## What is expected
Repeat each entry as written, dropping any picture you find.

====

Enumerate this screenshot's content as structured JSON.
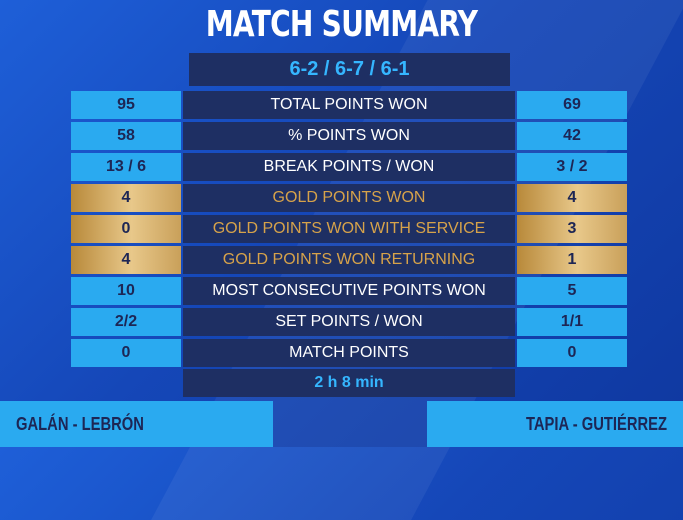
{
  "title": "MATCH SUMMARY",
  "score": "6-2 / 6-7 / 6-1",
  "rows": [
    {
      "left": "95",
      "label": "TOTAL POINTS WON",
      "right": "69"
    },
    {
      "left": "58",
      "label": "% POINTS WON",
      "right": "42"
    },
    {
      "left": "13 / 6",
      "label": "BREAK POINTS / WON",
      "right": "3 / 2"
    },
    {
      "left": "4",
      "label": "GOLD POINTS WON",
      "right": "4"
    },
    {
      "left": "0",
      "label": "GOLD POINTS WON WITH SERVICE",
      "right": "3"
    },
    {
      "left": "4",
      "label": "GOLD POINTS WON RETURNING",
      "right": "1"
    },
    {
      "left": "10",
      "label": "MOST CONSECUTIVE POINTS WON",
      "right": "5"
    },
    {
      "left": "2/2",
      "label": "SET POINTS / WON",
      "right": "1/1"
    },
    {
      "left": "0",
      "label": "MATCH POINTS",
      "right": "0"
    }
  ],
  "duration": "2 h 8 min",
  "teams": {
    "left": "GALÁN - LEBRÓN",
    "right": "TAPIA - GUTIÉRREZ"
  },
  "colors": {
    "background": "#1547b8",
    "panel": "#1e2f63",
    "accent": "#2aaaf0",
    "score_text": "#35b6ff",
    "gold": "#d6a24a"
  }
}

====

## Result for this exercise
Enumerate this screenshot's content as structured JSON.
{
  "title": "MATCH SUMMARY",
  "score": "6-2 / 6-7 / 6-1",
  "rows": [
    {
      "left": "95",
      "label": "TOTAL POINTS WON",
      "right": "69"
    },
    {
      "left": "58",
      "label": "% POINTS WON",
      "right": "42"
    },
    {
      "left": "13 / 6",
      "label": "BREAK POINTS / WON",
      "right": "3 / 2"
    },
    {
      "left": "4",
      "label": "GOLD POINTS WON",
      "right": "4"
    },
    {
      "left": "0",
      "label": "GOLD POINTS WON WITH SERVICE",
      "right": "3"
    },
    {
      "left": "4",
      "label": "GOLD POINTS WON RETURNING",
      "right": "1"
    },
    {
      "left": "10",
      "label": "MOST CONSECUTIVE POINTS WON",
      "right": "5"
    },
    {
      "left": "2/2",
      "label": "SET POINTS / WON",
      "right": "1/1"
    },
    {
      "left": "0",
      "label": "MATCH POINTS",
      "right": "0"
    }
  ],
  "duration": "2 h 8 min",
  "teams": {
    "left": "GALÁN - LEBRÓN",
    "right": "TAPIA - GUTIÉRREZ"
  },
  "colors": {
    "background": "#1547b8",
    "panel": "#1e2f63",
    "accent": "#2aaaf0",
    "score_text": "#35b6ff",
    "gold": "#d6a24a"
  }
}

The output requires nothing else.